● WHAT THE TASK REQUIRES
Give the records back in full, exactly as they read.

Extracted data entries:
= = = = = = =

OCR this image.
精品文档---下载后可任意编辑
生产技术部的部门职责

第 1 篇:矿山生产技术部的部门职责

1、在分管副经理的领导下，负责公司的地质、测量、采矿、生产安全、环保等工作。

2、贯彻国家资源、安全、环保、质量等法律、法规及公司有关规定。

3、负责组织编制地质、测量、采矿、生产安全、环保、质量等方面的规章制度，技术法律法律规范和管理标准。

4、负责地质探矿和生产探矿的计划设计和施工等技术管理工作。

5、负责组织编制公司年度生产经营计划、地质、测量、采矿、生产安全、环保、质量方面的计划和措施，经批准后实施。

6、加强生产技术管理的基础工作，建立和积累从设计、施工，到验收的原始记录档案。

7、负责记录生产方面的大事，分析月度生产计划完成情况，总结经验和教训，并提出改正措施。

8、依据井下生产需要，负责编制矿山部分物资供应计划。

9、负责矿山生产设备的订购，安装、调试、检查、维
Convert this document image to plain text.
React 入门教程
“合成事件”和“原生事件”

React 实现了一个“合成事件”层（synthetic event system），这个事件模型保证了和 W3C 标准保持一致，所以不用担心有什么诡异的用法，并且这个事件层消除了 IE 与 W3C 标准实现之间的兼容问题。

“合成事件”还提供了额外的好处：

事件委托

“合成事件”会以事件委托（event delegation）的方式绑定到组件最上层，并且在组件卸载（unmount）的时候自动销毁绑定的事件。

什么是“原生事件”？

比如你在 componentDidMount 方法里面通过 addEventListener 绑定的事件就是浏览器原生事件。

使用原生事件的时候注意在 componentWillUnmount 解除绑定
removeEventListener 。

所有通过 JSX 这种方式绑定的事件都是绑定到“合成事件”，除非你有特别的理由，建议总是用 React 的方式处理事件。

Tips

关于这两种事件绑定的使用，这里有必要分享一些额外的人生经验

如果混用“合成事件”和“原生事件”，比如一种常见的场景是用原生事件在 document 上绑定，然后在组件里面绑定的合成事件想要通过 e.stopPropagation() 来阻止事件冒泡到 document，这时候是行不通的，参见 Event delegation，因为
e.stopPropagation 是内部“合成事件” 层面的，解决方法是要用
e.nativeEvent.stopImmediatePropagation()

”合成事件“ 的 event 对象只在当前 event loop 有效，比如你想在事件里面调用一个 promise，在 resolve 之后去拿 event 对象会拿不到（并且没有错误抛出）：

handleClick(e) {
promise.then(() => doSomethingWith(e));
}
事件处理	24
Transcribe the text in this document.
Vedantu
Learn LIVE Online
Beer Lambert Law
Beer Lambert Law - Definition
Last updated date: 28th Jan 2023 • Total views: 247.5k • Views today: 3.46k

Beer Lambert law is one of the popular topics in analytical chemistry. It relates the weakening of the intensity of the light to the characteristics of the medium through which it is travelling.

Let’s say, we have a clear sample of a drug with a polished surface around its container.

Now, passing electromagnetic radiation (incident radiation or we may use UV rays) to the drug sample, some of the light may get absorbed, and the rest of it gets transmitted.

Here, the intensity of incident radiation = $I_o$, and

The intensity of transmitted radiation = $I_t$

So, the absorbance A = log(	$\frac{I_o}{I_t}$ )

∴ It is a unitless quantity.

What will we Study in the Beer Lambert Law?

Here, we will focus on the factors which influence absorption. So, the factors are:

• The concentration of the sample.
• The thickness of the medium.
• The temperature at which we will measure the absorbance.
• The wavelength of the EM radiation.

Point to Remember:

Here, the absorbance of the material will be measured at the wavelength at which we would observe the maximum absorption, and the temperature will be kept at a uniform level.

= = = = = = =

● TASK RESPONSE
OCR this image.
精品文档---下载后可任意编辑
生产技术部的部门职责

第 1 篇:矿山生产技术部的部门职责

1、在分管副经理的领导下，负责公司的地质、测量、采矿、生产安全、环保等工作。

2、贯彻国家资源、安全、环保、质量等法律、法规及公司有关规定。

3、负责组织编制地质、测量、采矿、生产安全、环保、质量等方面的规章制度，技术法律法律规范和管理标准。

4、负责地质探矿和生产探矿的计划设计和施工等技术管理工作。

5、负责组织编制公司年度生产经营计划、地质、测量、采矿、生产安全、环保、质量方面的计划和措施，经批准后实施。

6、加强生产技术管理的基础工作，建立和积累从设计、施工，到验收的原始记录档案。

7、负责记录生产方面的大事，分析月度生产计划完成情况，总结经验和教训，并提出改正措施。

8、依据井下生产需要，负责编制矿山部分物资供应计划。

9、负责矿山生产设备的订购，安装、调试、检查、维
Convert this document image to plain text.
React 入门教程
“合成事件”和“原生事件”

React 实现了一个“合成事件”层（synthetic event system），这个事件模型保证了和 W3C 标准保持一致，所以不用担心有什么诡异的用法，并且这个事件层消除了 IE 与 W3C 标准实现之间的兼容问题。

“合成事件”还提供了额外的好处：

事件委托

“合成事件”会以事件委托（event delegation）的方式绑定到组件最上层，并且在组件卸载（unmount）的时候自动销毁绑定的事件。

什么是“原生事件”？

比如你在 componentDidMount 方法里面通过 addEventListener 绑定的事件就是浏览器原生事件。

使用原生事件的时候注意在 componentWillUnmount 解除绑定
removeEventListener 。

所有通过 JSX 这种方式绑定的事件都是绑定到“合成事件”，除非你有特别的理由，建议总是用 React 的方式处理事件。

Tips

关于这两种事件绑定的使用，这里有必要分享一些额外的人生经验

如果混用“合成事件”和“原生事件”，比如一种常见的场景是用原生事件在 document 上绑定，然后在组件里面绑定的合成事件想要通过 e.stopPropagation() 来阻止事件冒泡到 document，这时候是行不通的，参见 Event delegation，因为
e.stopPropagation 是内部“合成事件” 层面的，解决方法是要用
e.nativeEvent.stopImmediatePropagation()

”合成事件“ 的 event 对象只在当前 event loop 有效，比如你想在事件里面调用一个 promise，在 resolve 之后去拿 event 对象会拿不到（并且没有错误抛出）：

handleClick(e) {
promise.then(() => doSomethingWith(e));
}
事件处理	24
Transcribe the text in this document.
Vedantu
Learn LIVE Online
Beer Lambert Law
Beer Lambert Law - Definition
Last updated date: 28th Jan 2023 • Total views: 247.5k • Views today: 3.46k

Beer Lambert law is one of the popular topics in analytical chemistry. It relates the weakening of the intensity of the light to the characteristics of the medium through which it is travelling.

Let’s say, we have a clear sample of a drug with a polished surface around its container.

Now, passing electromagnetic radiation (incident radiation or we may use UV rays) to the drug sample, some of the light may get absorbed, and the rest of it gets transmitted.

Here, the intensity of incident radiation = $I_o$, and

The intensity of transmitted radiation = $I_t$

So, the absorbance A = log(	$\frac{I_o}{I_t}$ )

∴ It is a unitless quantity.

What will we Study in the Beer Lambert Law?

Here, we will focus on the factors which influence absorption. So, the factors are:

• The concentration of the sample.
• The thickness of the medium.
• The temperature at which we will measure the absorbance.
• The wavelength of the EM radiation.

Point to Remember:

Here, the absorbance of the material will be measured at the wavelength at which we would observe the maximum absorption, and the temperature will be kept at a uniform level.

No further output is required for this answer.